**Short exercise**
Transcribe the records below in full; pictures stay out of the copy.

(Dataset items)
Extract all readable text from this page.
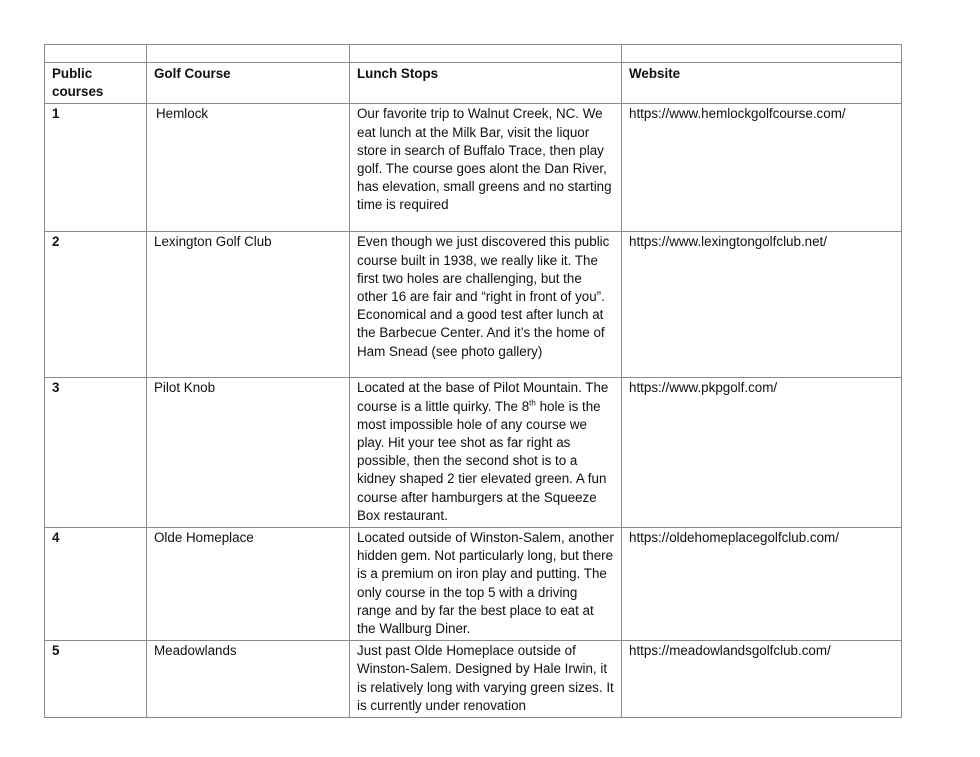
Public courses	Golf Course	Lunch Stops	Website
1	Hemlock	Our favorite trip to Walnut Creek, NC. We eat lunch at the Milk Bar, visit the liquor store in search of Buffalo Trace, then play golf. The course goes alont the Dan River, has elevation, small greens and no starting time is required	https://www.hemlockgolfcourse.com/
2	Lexington Golf Club	Even though we just discovered this public course built in 1938, we really like it. The first two holes are challenging, but the other 16 are fair and “right in front of you”. Economical and a good test after lunch at the Barbecue Center. And it’s the home of Ham Snead (see photo gallery)	https://www.lexingtongolfclub.net/
3	Pilot Knob	Located at the base of Pilot Mountain. The course is a little quirky. The 8th hole is the most impossible hole of any course we play. Hit your tee shot as far right as possible, then the second shot is to a kidney shaped 2 tier elevated green. A fun course after hamburgers at the Squeeze Box restaurant.	https://www.pkpgolf.com/
4	Olde Homeplace	Located outside of Winston-Salem, another hidden gem. Not particularly long, but there is a premium on iron play and putting. The only course in the top 5 with a driving range and by far the best place to eat at the Wallburg Diner.	https://oldehomeplacegolfclub.com/
5	Meadowlands	Just past Olde Homeplace outside of Winston-Salem. Designed by Hale Irwin, it is relatively long with varying green sizes. It is currently under renovation	https://meadowlandsgolfclub.com/
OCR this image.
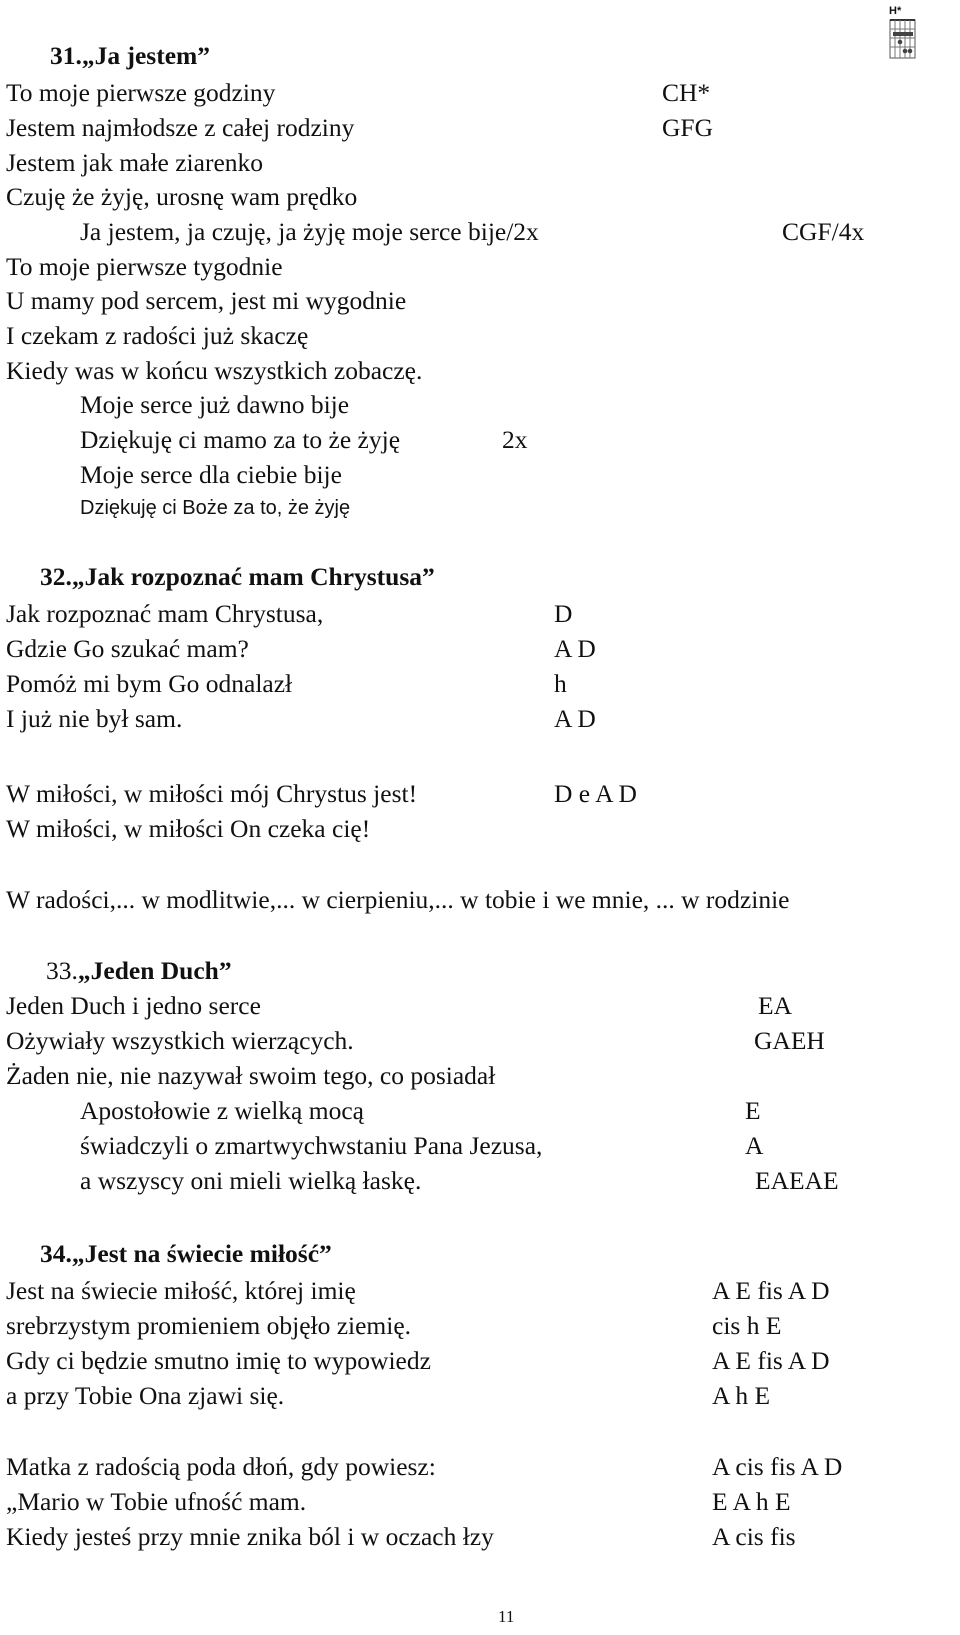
H*
31.„Ja jestem”
To moje pierwsze godziny
Jestem najmłodsze z całej rodziny
Jestem jak małe ziarenko
Czuję że żyję, urosnę wam prędko
Ja jestem, ja czuję, ja żyję moje serce bije/2x
To moje pierwsze tygodnie
U mamy pod sercem, jest mi wygodnie
I czekam z radości już skaczę
Kiedy was w końcu wszystkich zobaczę.
Moje serce już dawno bije
Dziękuję ci mamo za to że żyję
Moje serce dla ciebie bije
Dziękuję ci Boże za to, że żyję
2x
CH*
GFG
CGF/4x
32.„Jak rozpoznać mam Chrystusa”
Jak rozpoznać mam Chrystusa,
Gdzie Go szukać mam?
Pomóż mi bym Go odnalazł
I już nie był sam.
W miłości, w miłości mój Chrystus jest!
W miłości, w miłości On czeka cię!
W radości,... w modlitwie,... w cierpieniu,... w tobie i we mnie, ... w rodzinie
D
A D
h
A D
D e A D
33.„Jeden Duch”
Jeden Duch i jedno serce
Ożywiały wszystkich wierzących.
Żaden nie, nie nazywał swoim tego, co posiadał
Apostołowie z wielką mocą
świadczyli o zmartwychwstaniu Pana Jezusa,
a wszyscy oni mieli wielką łaskę.
EA
GAEH
E
A
EAEAE
34.„Jest na świecie miłość”
Jest na świecie miłość, której imię
srebrzystym promieniem objęło ziemię.
Gdy ci będzie smutno imię to wypowiedz
a przy Tobie Ona zjawi się.
Matka z radością poda dłoń, gdy powiesz:
„Mario w Tobie ufność mam.
Kiedy jesteś przy mnie znika ból i w oczach łzy
A E fis A D
cis h E
A E fis A D
A h E
A cis fis A D
E A h E
A cis fis
11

**Task response**
Extract all readable text from this page.
Public courses	Golf Course	Lunch Stops	Website
1	Hemlock	Our favorite trip to Walnut Creek, NC. We eat lunch at the Milk Bar, visit the liquor store in search of Buffalo Trace, then play golf. The course goes alont the Dan River, has elevation, small greens and no starting time is required	https://www.hemlockgolfcourse.com/
2	Lexington Golf Club	Even though we just discovered this public course built in 1938, we really like it. The first two holes are challenging, but the other 16 are fair and “right in front of you”. Economical and a good test after lunch at the Barbecue Center. And it’s the home of Ham Snead (see photo gallery)	https://www.lexingtongolfclub.net/
3	Pilot Knob	Located at the base of Pilot Mountain. The course is a little quirky. The 8th hole is the most impossible hole of any course we play. Hit your tee shot as far right as possible, then the second shot is to a kidney shaped 2 tier elevated green. A fun course after hamburgers at the Squeeze Box restaurant.	https://www.pkpgolf.com/
4	Olde Homeplace	Located outside of Winston-Salem, another hidden gem. Not particularly long, but there is a premium on iron play and putting. The only course in the top 5 with a driving range and by far the best place to eat at the Wallburg Diner.	https://oldehomeplacegolfclub.com/
5	Meadowlands	Just past Olde Homeplace outside of Winston-Salem. Designed by Hale Irwin, it is relatively long with varying green sizes. It is currently under renovation	https://meadowlandsgolfclub.com/
OCR this image.
H*
31.„Ja jestem”
To moje pierwsze godziny
Jestem najmłodsze z całej rodziny
Jestem jak małe ziarenko
Czuję że żyję, urosnę wam prędko
Ja jestem, ja czuję, ja żyję moje serce bije/2x
To moje pierwsze tygodnie
U mamy pod sercem, jest mi wygodnie
I czekam z radości już skaczę
Kiedy was w końcu wszystkich zobaczę.
Moje serce już dawno bije
Dziękuję ci mamo za to że żyję
Moje serce dla ciebie bije
Dziękuję ci Boże za to, że żyję
2x
CH*
GFG
CGF/4x
32.„Jak rozpoznać mam Chrystusa”
Jak rozpoznać mam Chrystusa,
Gdzie Go szukać mam?
Pomóż mi bym Go odnalazł
I już nie był sam.
W miłości, w miłości mój Chrystus jest!
W miłości, w miłości On czeka cię!
W radości,... w modlitwie,... w cierpieniu,... w tobie i we mnie, ... w rodzinie
D
A D
h
A D
D e A D
33.„Jeden Duch”
Jeden Duch i jedno serce
Ożywiały wszystkich wierzących.
Żaden nie, nie nazywał swoim tego, co posiadał
Apostołowie z wielką mocą
świadczyli o zmartwychwstaniu Pana Jezusa,
a wszyscy oni mieli wielką łaskę.
EA
GAEH
E
A
EAEAE
34.„Jest na świecie miłość”
Jest na świecie miłość, której imię
srebrzystym promieniem objęło ziemię.
Gdy ci będzie smutno imię to wypowiedz
a przy Tobie Ona zjawi się.
Matka z radością poda dłoń, gdy powiesz:
„Mario w Tobie ufność mam.
Kiedy jesteś przy mnie znika ból i w oczach łzy
A E fis A D
cis h E
A E fis A D
A h E
A cis fis A D
E A h E
A cis fis
11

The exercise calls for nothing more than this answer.